- EXERCISE GOAL: Reproduce, character for character, the lines between the one containing "timestamp: 16日 11時15分 (81, 431, 258, 465)" and the one containing "logo[interactable]: TBS NEWS (0, 4, 385, 143)", inclusive.

- RECORDS:
[Begin]

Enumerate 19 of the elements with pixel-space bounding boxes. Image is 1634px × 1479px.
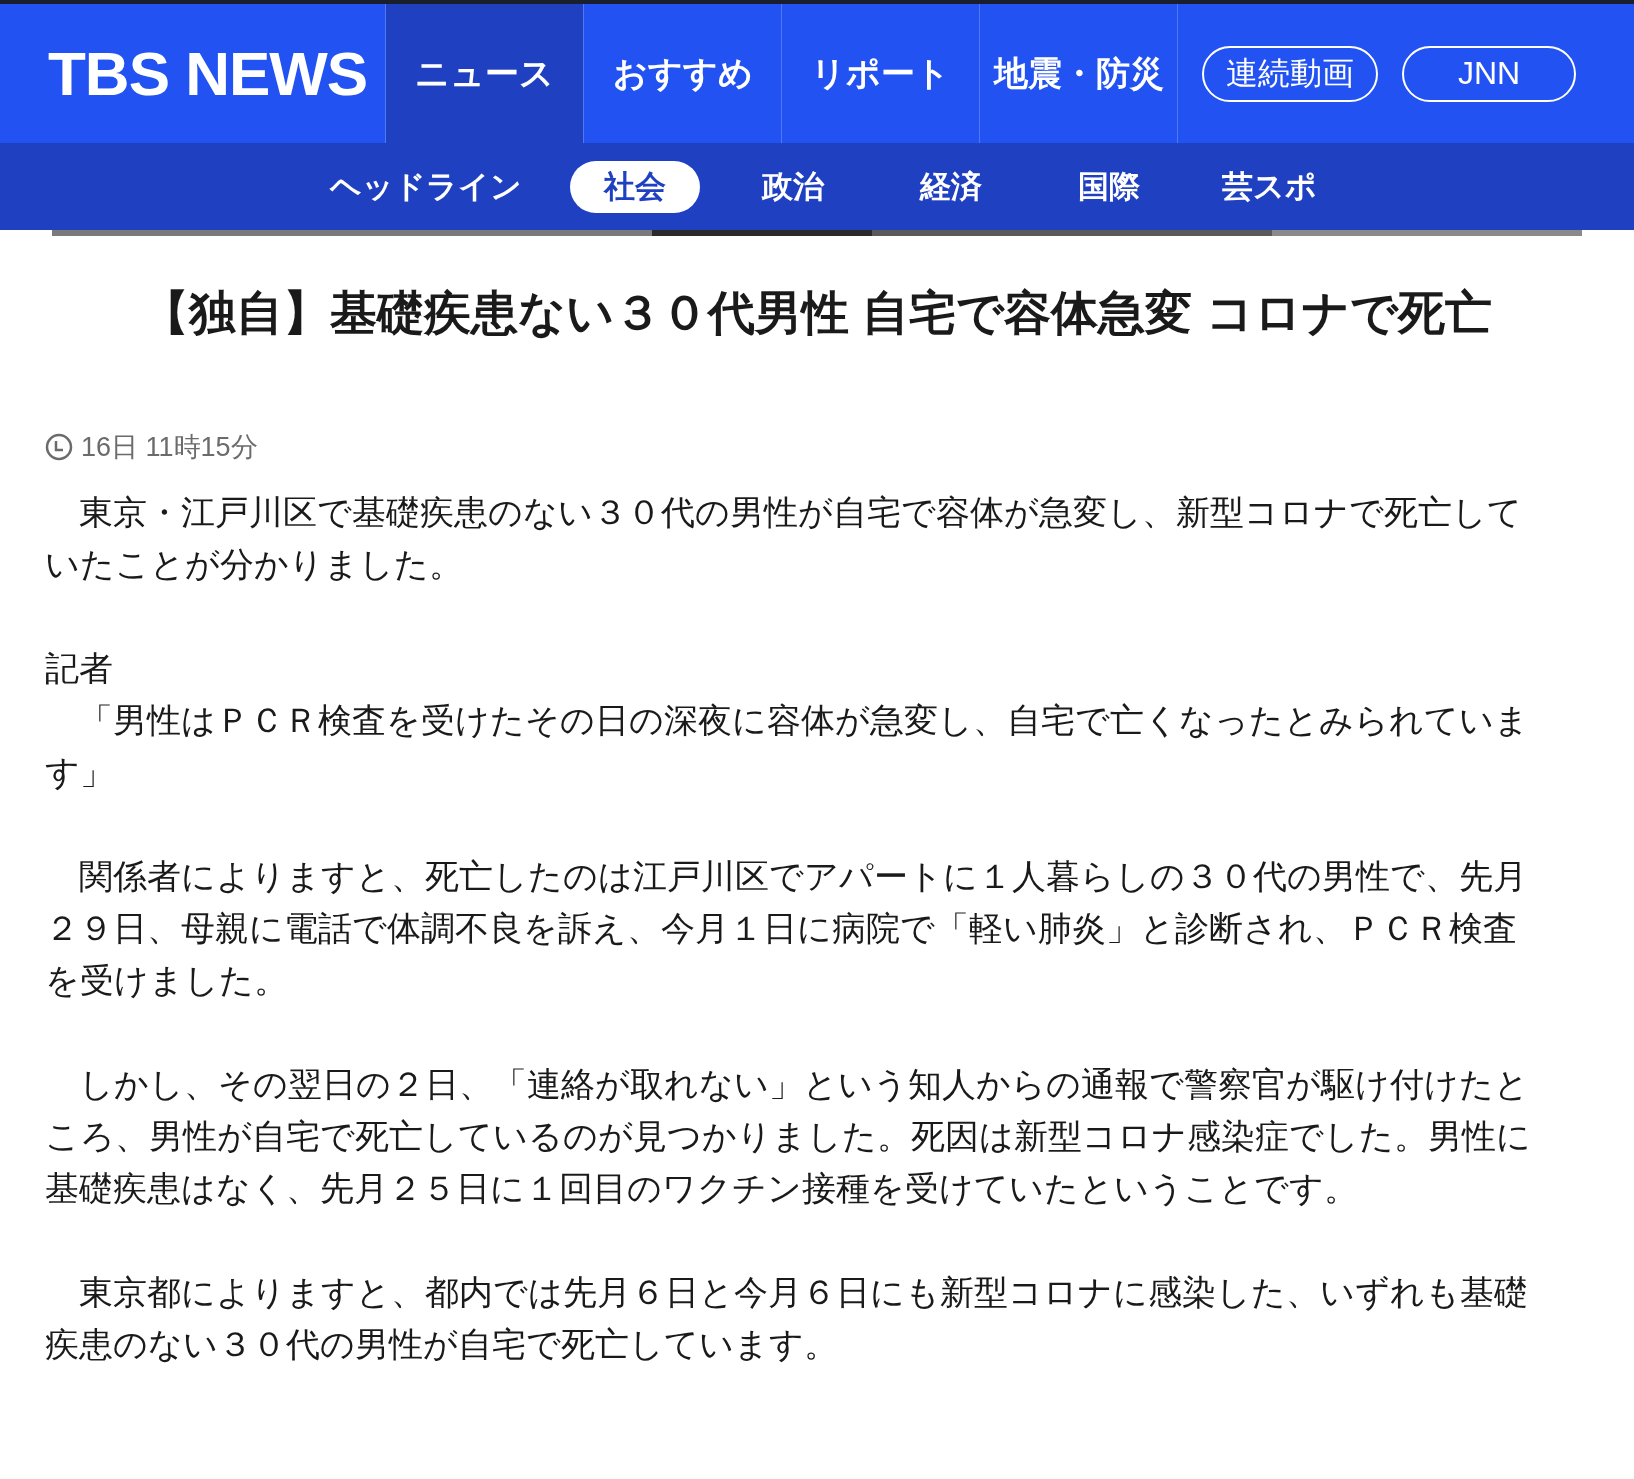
timestamp: 16日 11時15分 (81, 431, 258, 465)
speaker-label: 記者 (45, 649, 114, 690)
article-paragraph: 東京・江戸川区で基礎疾患のない３０代の男性が自宅で容体が急変し、新型コロナで死亡していたことが分かりました。 (45, 493, 1523, 586)
article-paragraph: しかし、その翌日の２日、「連絡が取れない」という知人からの通報で警察官が駆け付けたところ、男性が自宅で死亡しているのが見つかりました。死因は新型コロナ感染症でした。男性に基礎疾患はなく、先月２５日に１回目のワクチン接種を受けていたということです。 (45, 1065, 1532, 1210)
quote-text: 「男性はＰＣＲ検査を受けたその日の深夜に容体が急変し、自宅で亡くなったとみられています」 (45, 701, 1530, 794)
nav-pill-button[interactable]: 連続動画 (1202, 45, 1378, 102)
article-paragraph: 関係者によりますと、死亡したのは江戸川区でアパートに１人暮らしの３０代の男性で、先月２９日、母親に電話で体調不良を訴え、今月１日に病院で「軽い肺炎」と診断され、ＰＣＲ検査を受けました。 (45, 857, 1528, 1002)
logo[interactable]: TBS NEWS (0, 4, 385, 143)
category-tab[interactable]: ヘッドライン (310, 160, 542, 213)
category-tab[interactable]: 社会 (570, 160, 700, 213)
nav-tab[interactable]: ニュース (385, 4, 583, 143)
nav-pill-button[interactable]: JNN (1402, 45, 1576, 102)
clock-icon (45, 433, 73, 462)
article-title: 【独自】基礎疾患ない３０代男性 自宅で容体急変 コロナで死亡 (141, 285, 1493, 341)
article-paragraph: 東京都によりますと、都内では先月６日と今月６日にも新型コロナに感染した、いずれも基礎疾患のない３０代の男性が自宅で死亡しています。 (45, 1273, 1529, 1366)
category-tab[interactable]: 国際 (1044, 160, 1174, 213)
category-tab[interactable]: 芸スポ (1202, 160, 1337, 213)
category-tab[interactable]: 政治 (728, 160, 858, 213)
category-tab[interactable]: 経済 (886, 160, 1016, 213)
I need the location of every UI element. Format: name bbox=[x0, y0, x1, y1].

[End]

- TASK RESPONSE:
timestamp: 16日 11時15分 (81, 431, 258, 465)
speaker-label: 記者 (45, 649, 114, 690)
article-paragraph: 東京・江戸川区で基礎疾患のない３０代の男性が自宅で容体が急変し、新型コロナで死亡していたことが分かりました。 (45, 493, 1523, 586)
article-paragraph: しかし、その翌日の２日、「連絡が取れない」という知人からの通報で警察官が駆け付けたところ、男性が自宅で死亡しているのが見つかりました。死因は新型コロナ感染症でした。男性に基礎疾患はなく、先月２５日に１回目のワクチン接種を受けていたということです。 (45, 1065, 1532, 1210)
quote-text: 「男性はＰＣＲ検査を受けたその日の深夜に容体が急変し、自宅で亡くなったとみられています」 (45, 701, 1530, 794)
nav-pill-button[interactable]: 連続動画 (1202, 45, 1378, 102)
article-paragraph: 関係者によりますと、死亡したのは江戸川区でアパートに１人暮らしの３０代の男性で、先月２９日、母親に電話で体調不良を訴え、今月１日に病院で「軽い肺炎」と診断され、ＰＣＲ検査を受けました。 (45, 857, 1528, 1002)
logo[interactable]: TBS NEWS (0, 4, 385, 143)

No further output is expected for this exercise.